◆ What this task involves ◆
All entries are to be given again verbatim.

◆ Data for the task ◆
** begin **

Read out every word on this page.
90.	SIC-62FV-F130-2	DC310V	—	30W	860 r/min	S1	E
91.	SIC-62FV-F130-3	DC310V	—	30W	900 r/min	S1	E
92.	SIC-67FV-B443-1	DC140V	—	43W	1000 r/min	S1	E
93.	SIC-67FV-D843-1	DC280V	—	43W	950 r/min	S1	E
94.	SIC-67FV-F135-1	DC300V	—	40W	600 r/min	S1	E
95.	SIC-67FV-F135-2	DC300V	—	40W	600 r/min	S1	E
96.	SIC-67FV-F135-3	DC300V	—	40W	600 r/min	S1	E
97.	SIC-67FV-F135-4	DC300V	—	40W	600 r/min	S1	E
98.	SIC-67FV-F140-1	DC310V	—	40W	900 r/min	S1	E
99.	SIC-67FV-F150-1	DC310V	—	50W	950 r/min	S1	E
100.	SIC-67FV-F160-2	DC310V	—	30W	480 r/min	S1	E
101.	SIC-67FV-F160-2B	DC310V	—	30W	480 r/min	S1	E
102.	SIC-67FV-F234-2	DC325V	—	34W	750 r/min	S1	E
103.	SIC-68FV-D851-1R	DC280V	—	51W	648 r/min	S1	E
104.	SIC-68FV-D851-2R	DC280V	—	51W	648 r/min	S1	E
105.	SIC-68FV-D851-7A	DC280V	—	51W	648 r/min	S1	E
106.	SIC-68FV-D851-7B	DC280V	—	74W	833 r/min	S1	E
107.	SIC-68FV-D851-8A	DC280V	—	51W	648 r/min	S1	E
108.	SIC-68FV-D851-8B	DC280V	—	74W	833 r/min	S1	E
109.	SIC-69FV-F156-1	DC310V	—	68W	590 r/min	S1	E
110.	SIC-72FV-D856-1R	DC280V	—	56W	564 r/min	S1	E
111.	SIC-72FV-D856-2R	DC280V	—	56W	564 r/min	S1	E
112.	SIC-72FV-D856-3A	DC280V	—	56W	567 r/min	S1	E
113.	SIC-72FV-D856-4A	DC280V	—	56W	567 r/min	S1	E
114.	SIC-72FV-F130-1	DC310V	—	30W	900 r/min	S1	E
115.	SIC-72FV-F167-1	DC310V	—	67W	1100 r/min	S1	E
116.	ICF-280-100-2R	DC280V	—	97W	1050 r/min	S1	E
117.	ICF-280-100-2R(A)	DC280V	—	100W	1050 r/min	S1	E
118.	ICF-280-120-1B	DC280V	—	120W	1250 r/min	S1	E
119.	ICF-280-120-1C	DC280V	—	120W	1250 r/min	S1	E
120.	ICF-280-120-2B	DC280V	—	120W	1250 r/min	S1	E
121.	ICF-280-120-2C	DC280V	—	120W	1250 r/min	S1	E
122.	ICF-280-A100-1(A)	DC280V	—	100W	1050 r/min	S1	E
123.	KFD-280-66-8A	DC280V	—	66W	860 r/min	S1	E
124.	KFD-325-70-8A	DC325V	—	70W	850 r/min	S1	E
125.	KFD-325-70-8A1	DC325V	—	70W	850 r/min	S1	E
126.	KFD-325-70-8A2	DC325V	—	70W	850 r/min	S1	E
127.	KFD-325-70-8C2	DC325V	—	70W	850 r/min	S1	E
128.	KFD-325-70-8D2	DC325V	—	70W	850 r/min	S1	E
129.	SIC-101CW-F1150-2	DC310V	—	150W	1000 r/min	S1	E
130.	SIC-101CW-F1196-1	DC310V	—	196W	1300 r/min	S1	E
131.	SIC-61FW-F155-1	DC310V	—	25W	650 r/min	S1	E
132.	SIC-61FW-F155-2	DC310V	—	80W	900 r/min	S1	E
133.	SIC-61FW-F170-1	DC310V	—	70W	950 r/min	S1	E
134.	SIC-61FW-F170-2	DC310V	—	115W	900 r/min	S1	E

** end **

◆ Finished exercise ◆
Read out every word on this page.
90.	SIC-62FV-F130-2	DC310V	—	30W	860 r/min	S1	E
91.	SIC-62FV-F130-3	DC310V	—	30W	900 r/min	S1	E
92.	SIC-67FV-B443-1	DC140V	—	43W	1000 r/min	S1	E
93.	SIC-67FV-D843-1	DC280V	—	43W	950 r/min	S1	E
94.	SIC-67FV-F135-1	DC300V	—	40W	600 r/min	S1	E
95.	SIC-67FV-F135-2	DC300V	—	40W	600 r/min	S1	E
96.	SIC-67FV-F135-3	DC300V	—	40W	600 r/min	S1	E
97.	SIC-67FV-F135-4	DC300V	—	40W	600 r/min	S1	E
98.	SIC-67FV-F140-1	DC310V	—	40W	900 r/min	S1	E
99.	SIC-67FV-F150-1	DC310V	—	50W	950 r/min	S1	E
100.	SIC-67FV-F160-2	DC310V	—	30W	480 r/min	S1	E
101.	SIC-67FV-F160-2B	DC310V	—	30W	480 r/min	S1	E
102.	SIC-67FV-F234-2	DC325V	—	34W	750 r/min	S1	E
103.	SIC-68FV-D851-1R	DC280V	—	51W	648 r/min	S1	E
104.	SIC-68FV-D851-2R	DC280V	—	51W	648 r/min	S1	E
105.	SIC-68FV-D851-7A	DC280V	—	51W	648 r/min	S1	E
106.	SIC-68FV-D851-7B	DC280V	—	74W	833 r/min	S1	E
107.	SIC-68FV-D851-8A	DC280V	—	51W	648 r/min	S1	E
108.	SIC-68FV-D851-8B	DC280V	—	74W	833 r/min	S1	E
109.	SIC-69FV-F156-1	DC310V	—	68W	590 r/min	S1	E
110.	SIC-72FV-D856-1R	DC280V	—	56W	564 r/min	S1	E
111.	SIC-72FV-D856-2R	DC280V	—	56W	564 r/min	S1	E
112.	SIC-72FV-D856-3A	DC280V	—	56W	567 r/min	S1	E
113.	SIC-72FV-D856-4A	DC280V	—	56W	567 r/min	S1	E
114.	SIC-72FV-F130-1	DC310V	—	30W	900 r/min	S1	E
115.	SIC-72FV-F167-1	DC310V	—	67W	1100 r/min	S1	E
116.	ICF-280-100-2R	DC280V	—	97W	1050 r/min	S1	E
117.	ICF-280-100-2R(A)	DC280V	—	100W	1050 r/min	S1	E
118.	ICF-280-120-1B	DC280V	—	120W	1250 r/min	S1	E
119.	ICF-280-120-1C	DC280V	—	120W	1250 r/min	S1	E
120.	ICF-280-120-2B	DC280V	—	120W	1250 r/min	S1	E
121.	ICF-280-120-2C	DC280V	—	120W	1250 r/min	S1	E
122.	ICF-280-A100-1(A)	DC280V	—	100W	1050 r/min	S1	E
123.	KFD-280-66-8A	DC280V	—	66W	860 r/min	S1	E
124.	KFD-325-70-8A	DC325V	—	70W	850 r/min	S1	E
125.	KFD-325-70-8A1	DC325V	—	70W	850 r/min	S1	E
126.	KFD-325-70-8A2	DC325V	—	70W	850 r/min	S1	E
127.	KFD-325-70-8C2	DC325V	—	70W	850 r/min	S1	E
128.	KFD-325-70-8D2	DC325V	—	70W	850 r/min	S1	E
129.	SIC-101CW-F1150-2	DC310V	—	150W	1000 r/min	S1	E
130.	SIC-101CW-F1196-1	DC310V	—	196W	1300 r/min	S1	E
131.	SIC-61FW-F155-1	DC310V	—	25W	650 r/min	S1	E
132.	SIC-61FW-F155-2	DC310V	—	80W	900 r/min	S1	E
133.	SIC-61FW-F170-1	DC310V	—	70W	950 r/min	S1	E
134.	SIC-61FW-F170-2	DC310V	—	115W	900 r/min	S1	E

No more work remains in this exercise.